Requirement: What is the number of lines holding the word "signal"? Give that number alone.

======== Provided records ========

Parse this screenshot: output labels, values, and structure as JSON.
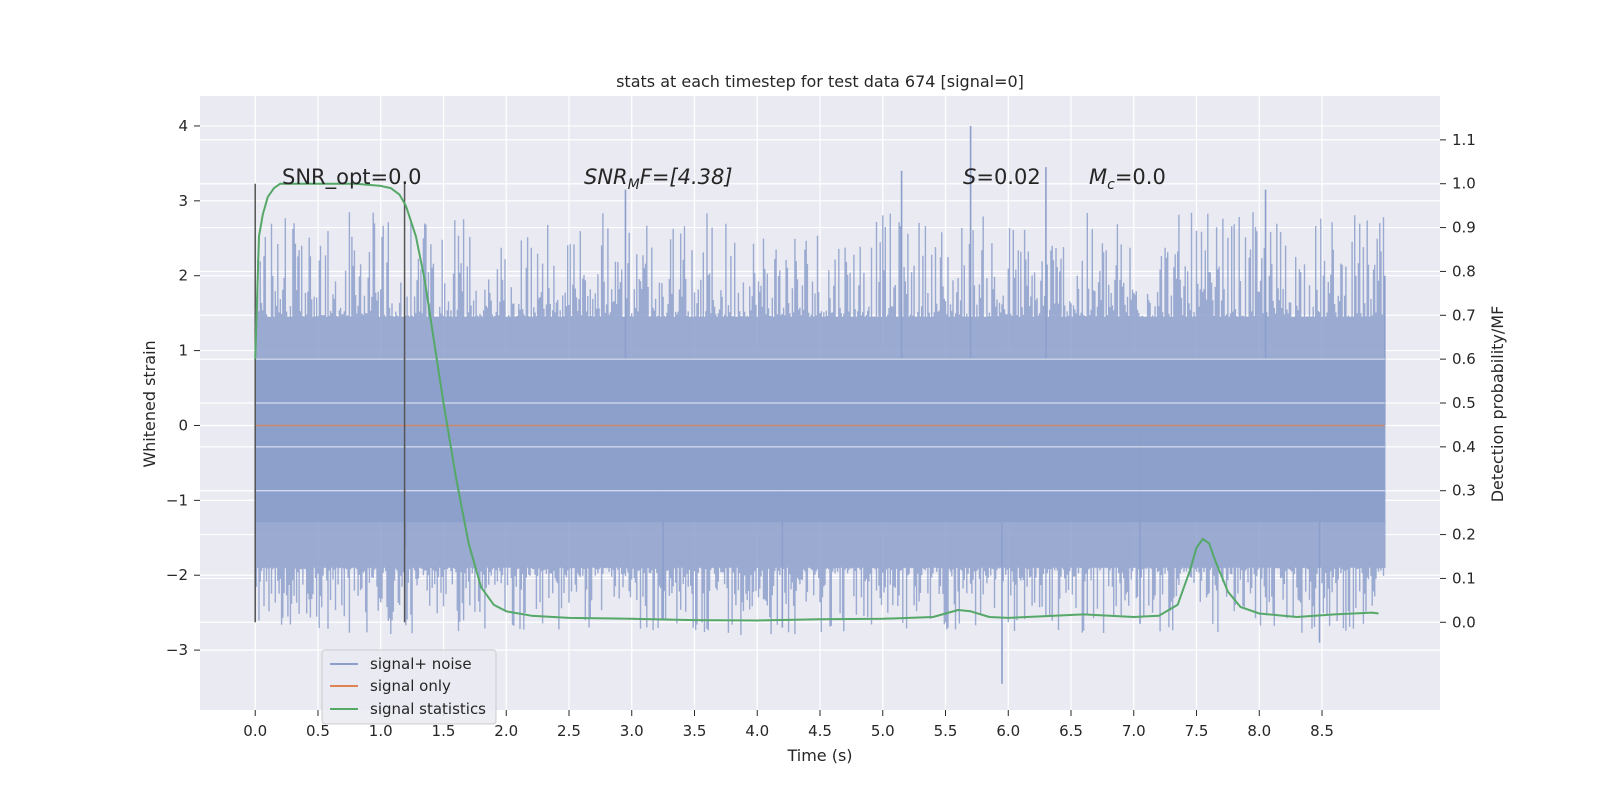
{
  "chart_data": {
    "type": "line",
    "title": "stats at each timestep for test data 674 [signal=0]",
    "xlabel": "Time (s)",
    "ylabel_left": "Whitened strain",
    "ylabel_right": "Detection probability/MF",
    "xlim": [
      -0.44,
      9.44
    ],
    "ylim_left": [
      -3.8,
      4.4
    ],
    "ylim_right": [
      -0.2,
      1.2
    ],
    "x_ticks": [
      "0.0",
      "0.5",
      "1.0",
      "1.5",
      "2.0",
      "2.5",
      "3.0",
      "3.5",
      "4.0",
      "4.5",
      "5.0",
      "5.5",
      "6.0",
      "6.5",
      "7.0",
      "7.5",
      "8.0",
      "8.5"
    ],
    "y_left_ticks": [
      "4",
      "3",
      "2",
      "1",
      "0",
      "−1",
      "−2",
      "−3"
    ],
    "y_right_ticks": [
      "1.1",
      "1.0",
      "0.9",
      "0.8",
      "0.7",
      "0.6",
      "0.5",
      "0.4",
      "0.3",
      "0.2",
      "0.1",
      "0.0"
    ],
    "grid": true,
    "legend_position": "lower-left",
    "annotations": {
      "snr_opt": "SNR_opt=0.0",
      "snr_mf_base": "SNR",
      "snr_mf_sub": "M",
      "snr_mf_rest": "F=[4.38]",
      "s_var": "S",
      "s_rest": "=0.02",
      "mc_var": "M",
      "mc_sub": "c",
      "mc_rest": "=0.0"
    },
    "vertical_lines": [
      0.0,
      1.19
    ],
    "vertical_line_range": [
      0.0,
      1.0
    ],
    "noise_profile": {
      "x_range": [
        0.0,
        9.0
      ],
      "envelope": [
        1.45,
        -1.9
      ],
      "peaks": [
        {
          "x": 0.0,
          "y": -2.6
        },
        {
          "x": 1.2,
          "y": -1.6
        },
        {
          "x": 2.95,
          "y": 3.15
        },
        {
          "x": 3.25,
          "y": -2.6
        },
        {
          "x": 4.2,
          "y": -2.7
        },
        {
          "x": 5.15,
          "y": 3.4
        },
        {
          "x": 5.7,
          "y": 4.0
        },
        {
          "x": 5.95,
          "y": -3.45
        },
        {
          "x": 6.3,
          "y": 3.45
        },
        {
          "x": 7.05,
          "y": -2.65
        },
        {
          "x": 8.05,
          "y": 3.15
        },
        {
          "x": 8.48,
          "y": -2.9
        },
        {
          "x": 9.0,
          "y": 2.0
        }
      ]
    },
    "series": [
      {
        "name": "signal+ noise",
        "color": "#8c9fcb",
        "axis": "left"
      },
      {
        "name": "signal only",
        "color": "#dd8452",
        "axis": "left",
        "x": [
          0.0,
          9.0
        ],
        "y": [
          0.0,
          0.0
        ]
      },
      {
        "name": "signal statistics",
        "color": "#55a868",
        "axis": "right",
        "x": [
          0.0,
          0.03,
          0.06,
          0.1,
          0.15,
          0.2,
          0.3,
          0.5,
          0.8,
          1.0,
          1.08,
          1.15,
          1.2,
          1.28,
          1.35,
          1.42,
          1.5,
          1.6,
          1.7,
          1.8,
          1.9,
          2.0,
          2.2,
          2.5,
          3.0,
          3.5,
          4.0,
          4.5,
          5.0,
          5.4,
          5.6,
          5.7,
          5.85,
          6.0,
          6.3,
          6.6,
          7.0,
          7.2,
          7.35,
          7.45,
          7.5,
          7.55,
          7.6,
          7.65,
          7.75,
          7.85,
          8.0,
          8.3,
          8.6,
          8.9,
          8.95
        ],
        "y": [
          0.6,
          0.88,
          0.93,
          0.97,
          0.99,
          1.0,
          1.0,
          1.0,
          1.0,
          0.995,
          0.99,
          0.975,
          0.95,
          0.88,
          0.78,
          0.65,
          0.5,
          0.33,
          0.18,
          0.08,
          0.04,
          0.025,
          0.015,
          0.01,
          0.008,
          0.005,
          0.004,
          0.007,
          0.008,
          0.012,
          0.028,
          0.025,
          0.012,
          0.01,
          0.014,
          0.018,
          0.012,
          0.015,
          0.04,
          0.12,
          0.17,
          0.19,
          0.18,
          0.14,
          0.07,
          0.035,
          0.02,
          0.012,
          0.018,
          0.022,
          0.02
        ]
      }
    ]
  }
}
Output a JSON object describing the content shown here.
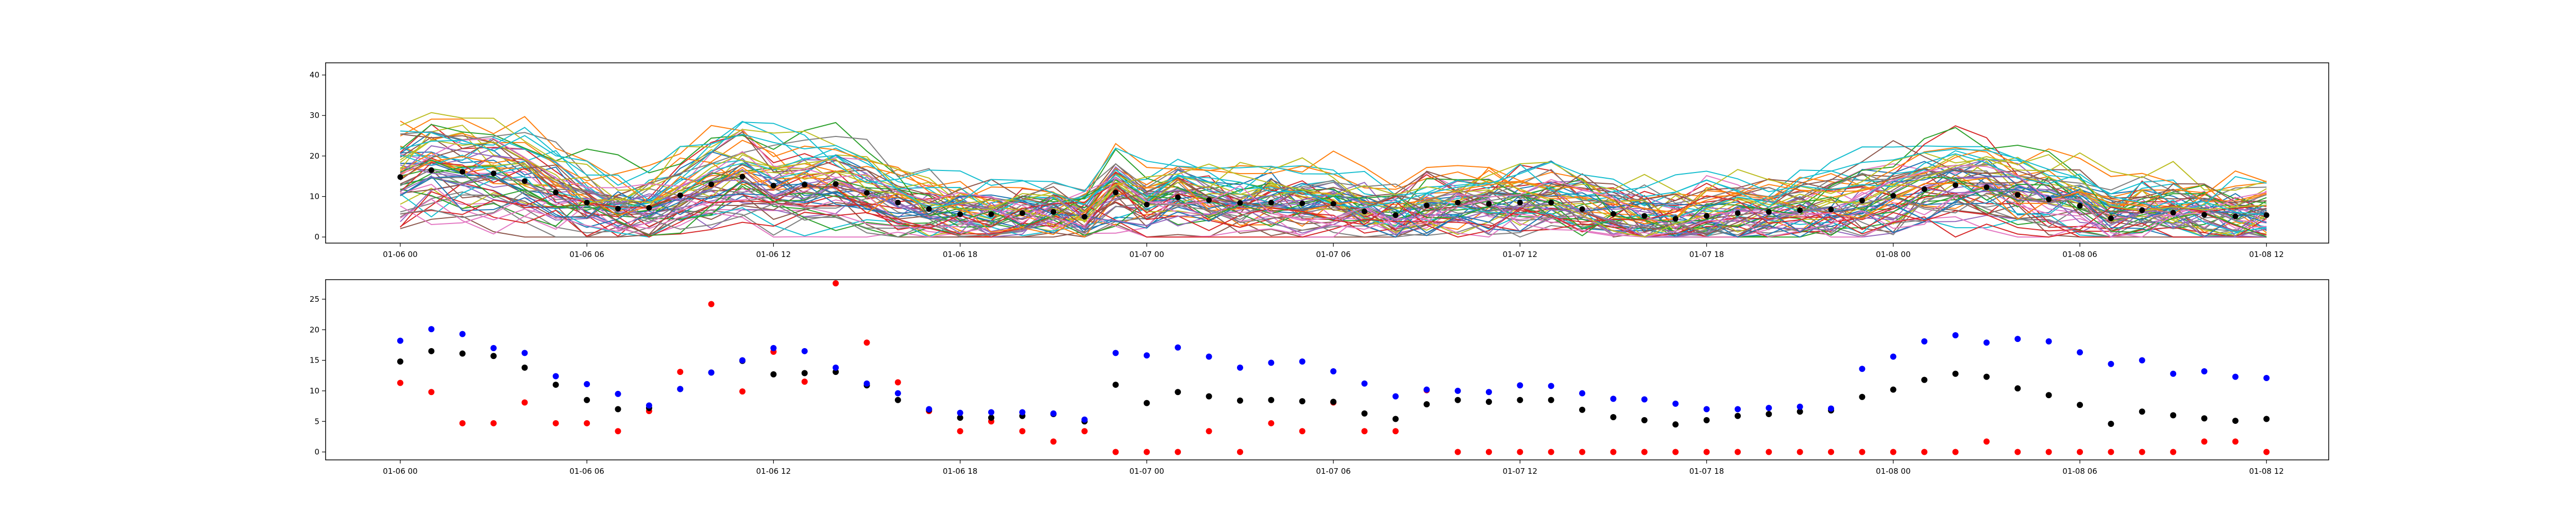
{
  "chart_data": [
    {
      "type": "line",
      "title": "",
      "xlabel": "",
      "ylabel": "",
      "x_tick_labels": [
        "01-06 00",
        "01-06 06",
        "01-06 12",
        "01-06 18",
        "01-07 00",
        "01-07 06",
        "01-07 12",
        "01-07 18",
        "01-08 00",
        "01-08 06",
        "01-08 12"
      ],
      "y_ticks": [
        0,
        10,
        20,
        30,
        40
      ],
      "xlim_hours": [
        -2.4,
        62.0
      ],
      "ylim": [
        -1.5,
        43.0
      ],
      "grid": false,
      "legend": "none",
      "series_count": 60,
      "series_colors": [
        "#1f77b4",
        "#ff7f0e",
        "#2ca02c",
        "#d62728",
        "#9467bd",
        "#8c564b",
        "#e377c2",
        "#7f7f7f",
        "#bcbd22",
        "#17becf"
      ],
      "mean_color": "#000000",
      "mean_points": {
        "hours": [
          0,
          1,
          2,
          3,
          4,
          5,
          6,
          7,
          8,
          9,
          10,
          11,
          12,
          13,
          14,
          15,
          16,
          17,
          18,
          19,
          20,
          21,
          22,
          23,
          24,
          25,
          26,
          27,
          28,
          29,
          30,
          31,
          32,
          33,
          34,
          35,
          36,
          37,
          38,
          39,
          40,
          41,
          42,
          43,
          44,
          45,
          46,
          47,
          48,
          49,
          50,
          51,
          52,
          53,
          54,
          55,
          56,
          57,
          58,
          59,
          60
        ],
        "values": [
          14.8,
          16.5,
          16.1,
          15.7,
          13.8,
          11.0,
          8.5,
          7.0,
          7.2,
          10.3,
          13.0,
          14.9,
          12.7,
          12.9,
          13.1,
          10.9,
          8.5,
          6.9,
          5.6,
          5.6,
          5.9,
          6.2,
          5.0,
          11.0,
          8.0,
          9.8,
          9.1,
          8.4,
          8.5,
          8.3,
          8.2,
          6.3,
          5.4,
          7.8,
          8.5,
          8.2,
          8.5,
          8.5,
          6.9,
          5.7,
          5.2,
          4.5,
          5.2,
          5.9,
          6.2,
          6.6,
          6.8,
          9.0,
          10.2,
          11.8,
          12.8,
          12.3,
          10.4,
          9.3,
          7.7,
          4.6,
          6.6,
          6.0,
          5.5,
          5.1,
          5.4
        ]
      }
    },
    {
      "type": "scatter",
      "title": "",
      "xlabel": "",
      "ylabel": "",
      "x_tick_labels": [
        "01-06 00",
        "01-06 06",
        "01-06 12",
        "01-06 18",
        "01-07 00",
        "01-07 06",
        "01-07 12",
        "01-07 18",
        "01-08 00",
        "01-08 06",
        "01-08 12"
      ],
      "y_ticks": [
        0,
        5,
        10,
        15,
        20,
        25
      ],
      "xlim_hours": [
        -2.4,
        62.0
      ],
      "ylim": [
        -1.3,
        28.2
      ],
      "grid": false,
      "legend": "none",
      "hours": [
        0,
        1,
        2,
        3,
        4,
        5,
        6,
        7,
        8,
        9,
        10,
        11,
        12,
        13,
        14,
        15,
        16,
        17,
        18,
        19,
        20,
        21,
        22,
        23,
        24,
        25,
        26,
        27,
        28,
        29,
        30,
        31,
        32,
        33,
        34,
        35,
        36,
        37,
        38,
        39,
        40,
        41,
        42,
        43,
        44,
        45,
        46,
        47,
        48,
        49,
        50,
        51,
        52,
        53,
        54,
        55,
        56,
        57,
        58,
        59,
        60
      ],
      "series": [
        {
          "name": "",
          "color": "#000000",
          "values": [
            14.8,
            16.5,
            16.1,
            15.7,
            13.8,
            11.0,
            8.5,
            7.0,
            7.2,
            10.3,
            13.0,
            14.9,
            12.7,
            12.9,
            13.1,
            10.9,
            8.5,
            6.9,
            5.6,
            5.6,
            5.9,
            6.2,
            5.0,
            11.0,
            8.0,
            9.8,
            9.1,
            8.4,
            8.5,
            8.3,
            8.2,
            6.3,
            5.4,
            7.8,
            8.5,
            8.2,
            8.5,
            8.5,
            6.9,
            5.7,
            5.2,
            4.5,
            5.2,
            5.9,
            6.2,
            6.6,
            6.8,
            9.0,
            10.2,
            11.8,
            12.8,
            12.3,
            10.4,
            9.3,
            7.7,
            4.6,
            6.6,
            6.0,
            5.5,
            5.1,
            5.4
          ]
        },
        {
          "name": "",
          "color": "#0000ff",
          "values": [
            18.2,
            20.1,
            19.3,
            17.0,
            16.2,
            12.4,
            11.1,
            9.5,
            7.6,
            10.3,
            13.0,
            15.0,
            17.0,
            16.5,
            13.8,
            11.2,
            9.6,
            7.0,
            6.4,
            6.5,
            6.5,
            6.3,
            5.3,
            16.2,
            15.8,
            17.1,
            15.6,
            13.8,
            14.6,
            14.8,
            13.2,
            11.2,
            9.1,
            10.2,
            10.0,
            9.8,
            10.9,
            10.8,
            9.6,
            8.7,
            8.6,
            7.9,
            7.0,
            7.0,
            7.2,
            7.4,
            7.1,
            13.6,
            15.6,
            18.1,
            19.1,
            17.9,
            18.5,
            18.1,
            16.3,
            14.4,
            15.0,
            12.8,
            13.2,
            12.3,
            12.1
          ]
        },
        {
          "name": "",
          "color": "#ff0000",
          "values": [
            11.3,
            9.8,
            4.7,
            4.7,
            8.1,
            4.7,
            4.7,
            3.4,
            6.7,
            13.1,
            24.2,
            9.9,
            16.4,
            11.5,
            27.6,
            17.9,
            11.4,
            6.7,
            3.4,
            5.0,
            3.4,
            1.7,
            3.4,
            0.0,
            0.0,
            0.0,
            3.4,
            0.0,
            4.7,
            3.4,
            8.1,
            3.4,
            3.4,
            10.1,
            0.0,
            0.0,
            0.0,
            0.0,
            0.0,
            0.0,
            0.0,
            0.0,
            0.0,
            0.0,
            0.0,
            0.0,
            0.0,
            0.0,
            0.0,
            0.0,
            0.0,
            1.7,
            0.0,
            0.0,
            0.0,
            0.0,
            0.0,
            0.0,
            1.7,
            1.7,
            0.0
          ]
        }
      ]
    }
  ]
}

========

Final result: 4